** begin **

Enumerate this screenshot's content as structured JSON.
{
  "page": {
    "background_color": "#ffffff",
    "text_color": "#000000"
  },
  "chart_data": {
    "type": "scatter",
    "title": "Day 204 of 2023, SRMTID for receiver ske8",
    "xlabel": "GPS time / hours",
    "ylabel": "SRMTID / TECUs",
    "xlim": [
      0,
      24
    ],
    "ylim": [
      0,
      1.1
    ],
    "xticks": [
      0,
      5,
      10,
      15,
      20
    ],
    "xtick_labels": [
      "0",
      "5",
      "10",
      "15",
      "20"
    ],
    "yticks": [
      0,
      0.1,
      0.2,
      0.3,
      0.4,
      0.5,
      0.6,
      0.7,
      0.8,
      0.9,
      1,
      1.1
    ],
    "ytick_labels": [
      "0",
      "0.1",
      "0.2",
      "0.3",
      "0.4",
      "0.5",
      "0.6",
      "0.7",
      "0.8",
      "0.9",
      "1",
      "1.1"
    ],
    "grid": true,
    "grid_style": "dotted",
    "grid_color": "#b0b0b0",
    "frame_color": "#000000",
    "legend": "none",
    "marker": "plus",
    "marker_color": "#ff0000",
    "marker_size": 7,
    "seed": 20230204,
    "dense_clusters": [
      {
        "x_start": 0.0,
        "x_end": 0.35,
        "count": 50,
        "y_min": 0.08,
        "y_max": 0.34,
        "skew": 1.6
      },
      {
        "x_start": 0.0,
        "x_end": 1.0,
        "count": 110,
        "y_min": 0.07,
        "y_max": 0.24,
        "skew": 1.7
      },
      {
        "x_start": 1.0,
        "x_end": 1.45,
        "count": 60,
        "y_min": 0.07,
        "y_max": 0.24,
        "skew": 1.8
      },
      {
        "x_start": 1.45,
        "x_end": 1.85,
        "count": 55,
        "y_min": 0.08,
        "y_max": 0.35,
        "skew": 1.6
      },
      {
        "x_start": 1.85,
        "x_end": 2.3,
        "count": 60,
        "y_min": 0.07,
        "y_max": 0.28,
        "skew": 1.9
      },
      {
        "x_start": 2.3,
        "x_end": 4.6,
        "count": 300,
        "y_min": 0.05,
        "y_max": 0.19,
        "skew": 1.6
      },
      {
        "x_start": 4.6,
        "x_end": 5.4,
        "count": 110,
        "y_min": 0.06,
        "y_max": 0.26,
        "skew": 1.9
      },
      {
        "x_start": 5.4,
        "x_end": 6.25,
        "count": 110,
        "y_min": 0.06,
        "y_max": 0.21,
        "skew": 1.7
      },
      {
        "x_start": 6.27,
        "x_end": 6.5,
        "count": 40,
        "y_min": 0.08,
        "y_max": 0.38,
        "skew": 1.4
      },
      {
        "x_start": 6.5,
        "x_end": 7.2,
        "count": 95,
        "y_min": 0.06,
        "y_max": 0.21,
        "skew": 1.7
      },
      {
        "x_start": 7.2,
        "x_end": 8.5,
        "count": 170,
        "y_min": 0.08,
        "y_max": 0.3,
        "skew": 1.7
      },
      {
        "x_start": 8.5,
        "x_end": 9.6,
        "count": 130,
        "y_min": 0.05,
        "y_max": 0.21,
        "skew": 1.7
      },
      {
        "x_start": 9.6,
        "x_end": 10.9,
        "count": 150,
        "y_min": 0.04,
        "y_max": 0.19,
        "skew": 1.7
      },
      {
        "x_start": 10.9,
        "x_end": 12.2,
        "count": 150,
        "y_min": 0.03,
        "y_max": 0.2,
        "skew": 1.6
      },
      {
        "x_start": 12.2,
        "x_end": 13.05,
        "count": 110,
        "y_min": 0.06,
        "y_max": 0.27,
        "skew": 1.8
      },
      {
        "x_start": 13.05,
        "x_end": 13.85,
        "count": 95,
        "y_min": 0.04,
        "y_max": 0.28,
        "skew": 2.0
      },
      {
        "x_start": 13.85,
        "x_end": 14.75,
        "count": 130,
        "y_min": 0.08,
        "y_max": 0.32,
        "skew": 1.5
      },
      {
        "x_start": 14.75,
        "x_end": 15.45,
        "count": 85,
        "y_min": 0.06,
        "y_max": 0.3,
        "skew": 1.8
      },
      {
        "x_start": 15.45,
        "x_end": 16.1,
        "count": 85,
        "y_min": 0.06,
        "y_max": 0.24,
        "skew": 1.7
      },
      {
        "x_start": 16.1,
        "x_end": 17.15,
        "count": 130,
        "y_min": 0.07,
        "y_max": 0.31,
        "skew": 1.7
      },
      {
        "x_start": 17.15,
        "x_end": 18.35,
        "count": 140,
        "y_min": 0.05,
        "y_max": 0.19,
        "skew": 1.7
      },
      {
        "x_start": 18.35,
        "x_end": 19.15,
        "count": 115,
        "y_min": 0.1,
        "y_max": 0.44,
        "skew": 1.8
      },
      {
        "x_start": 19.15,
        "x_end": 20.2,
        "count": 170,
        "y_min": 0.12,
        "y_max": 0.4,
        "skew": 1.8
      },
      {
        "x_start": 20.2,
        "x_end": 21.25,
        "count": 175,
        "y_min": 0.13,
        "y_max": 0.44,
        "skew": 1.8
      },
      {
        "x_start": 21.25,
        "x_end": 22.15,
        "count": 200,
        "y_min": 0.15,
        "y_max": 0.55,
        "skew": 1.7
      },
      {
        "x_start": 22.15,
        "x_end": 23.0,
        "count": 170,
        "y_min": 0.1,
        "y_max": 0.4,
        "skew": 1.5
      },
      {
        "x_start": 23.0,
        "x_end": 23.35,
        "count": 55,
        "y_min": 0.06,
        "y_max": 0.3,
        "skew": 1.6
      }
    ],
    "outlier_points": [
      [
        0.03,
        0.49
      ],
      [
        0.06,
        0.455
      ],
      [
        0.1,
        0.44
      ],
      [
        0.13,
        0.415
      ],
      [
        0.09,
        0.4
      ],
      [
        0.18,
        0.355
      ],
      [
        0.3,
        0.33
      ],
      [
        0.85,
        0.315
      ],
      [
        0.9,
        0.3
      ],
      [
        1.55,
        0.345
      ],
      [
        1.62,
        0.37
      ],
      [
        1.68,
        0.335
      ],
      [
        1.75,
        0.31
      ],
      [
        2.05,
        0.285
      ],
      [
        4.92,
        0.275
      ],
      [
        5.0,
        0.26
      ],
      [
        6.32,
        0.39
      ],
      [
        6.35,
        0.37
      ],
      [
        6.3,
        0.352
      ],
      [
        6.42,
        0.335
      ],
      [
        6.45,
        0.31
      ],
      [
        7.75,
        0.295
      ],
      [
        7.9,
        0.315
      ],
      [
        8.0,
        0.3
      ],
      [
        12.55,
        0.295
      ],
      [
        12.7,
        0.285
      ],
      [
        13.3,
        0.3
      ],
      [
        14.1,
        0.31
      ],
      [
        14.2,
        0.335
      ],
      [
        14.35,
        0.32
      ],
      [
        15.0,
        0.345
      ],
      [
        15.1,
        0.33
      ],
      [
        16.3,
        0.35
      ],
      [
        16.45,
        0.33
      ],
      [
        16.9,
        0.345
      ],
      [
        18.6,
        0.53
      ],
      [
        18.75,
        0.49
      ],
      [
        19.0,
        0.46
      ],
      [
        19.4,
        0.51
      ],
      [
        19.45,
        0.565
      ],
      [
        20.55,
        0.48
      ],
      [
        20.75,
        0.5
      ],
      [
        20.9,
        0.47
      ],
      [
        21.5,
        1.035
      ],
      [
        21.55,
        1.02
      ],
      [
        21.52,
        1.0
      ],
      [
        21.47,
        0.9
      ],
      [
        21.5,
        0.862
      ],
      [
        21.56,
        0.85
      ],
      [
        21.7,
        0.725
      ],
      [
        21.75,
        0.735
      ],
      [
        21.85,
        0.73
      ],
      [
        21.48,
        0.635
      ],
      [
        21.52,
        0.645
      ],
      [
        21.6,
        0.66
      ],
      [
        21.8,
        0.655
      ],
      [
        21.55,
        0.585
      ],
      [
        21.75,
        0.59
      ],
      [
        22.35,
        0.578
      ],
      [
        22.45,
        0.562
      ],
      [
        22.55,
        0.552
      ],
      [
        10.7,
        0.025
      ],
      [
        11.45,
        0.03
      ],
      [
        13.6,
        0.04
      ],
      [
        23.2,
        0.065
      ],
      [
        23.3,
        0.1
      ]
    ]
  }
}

** end **

What you have to do
Locate the lines above that contain "SRMTID" and copy them.

Output of the task
    "title": "Day 204 of 2023, SRMTID for receiver ske8",
    "ylabel": "SRMTID / TECUs",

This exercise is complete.